- GOAL
Locate every line in the records below that contains the word "стандарте", and copy each one.
◇ ◇ ◇
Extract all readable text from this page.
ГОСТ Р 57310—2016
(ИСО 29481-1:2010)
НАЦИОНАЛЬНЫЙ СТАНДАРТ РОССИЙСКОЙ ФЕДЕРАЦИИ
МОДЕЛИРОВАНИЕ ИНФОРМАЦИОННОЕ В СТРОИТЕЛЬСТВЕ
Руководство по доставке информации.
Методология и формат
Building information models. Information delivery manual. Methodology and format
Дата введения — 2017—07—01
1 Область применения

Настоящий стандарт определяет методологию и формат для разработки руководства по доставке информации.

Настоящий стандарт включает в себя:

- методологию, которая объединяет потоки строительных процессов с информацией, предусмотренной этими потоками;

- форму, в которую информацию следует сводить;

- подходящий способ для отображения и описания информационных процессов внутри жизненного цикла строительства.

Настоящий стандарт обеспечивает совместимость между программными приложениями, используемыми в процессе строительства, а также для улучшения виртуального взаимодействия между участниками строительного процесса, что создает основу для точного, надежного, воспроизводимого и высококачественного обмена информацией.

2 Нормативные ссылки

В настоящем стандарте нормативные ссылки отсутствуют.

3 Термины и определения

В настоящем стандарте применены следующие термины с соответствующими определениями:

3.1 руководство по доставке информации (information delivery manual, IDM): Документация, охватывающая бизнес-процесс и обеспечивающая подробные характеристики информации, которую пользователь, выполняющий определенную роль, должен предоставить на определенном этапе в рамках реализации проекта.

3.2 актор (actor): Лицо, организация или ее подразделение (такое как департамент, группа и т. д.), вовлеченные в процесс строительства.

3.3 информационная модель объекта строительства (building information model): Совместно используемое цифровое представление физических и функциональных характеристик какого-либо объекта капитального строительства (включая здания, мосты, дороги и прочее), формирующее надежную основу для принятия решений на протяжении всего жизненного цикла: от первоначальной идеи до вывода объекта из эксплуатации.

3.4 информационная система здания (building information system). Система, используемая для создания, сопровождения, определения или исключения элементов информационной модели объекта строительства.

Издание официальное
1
◇ ◇ ◇
- RESPONSE TO THE TASK
В настоящем стандарте нормативные ссылки отсутствуют.
В настоящем стандарте применены следующие термины с соответствующими определениями:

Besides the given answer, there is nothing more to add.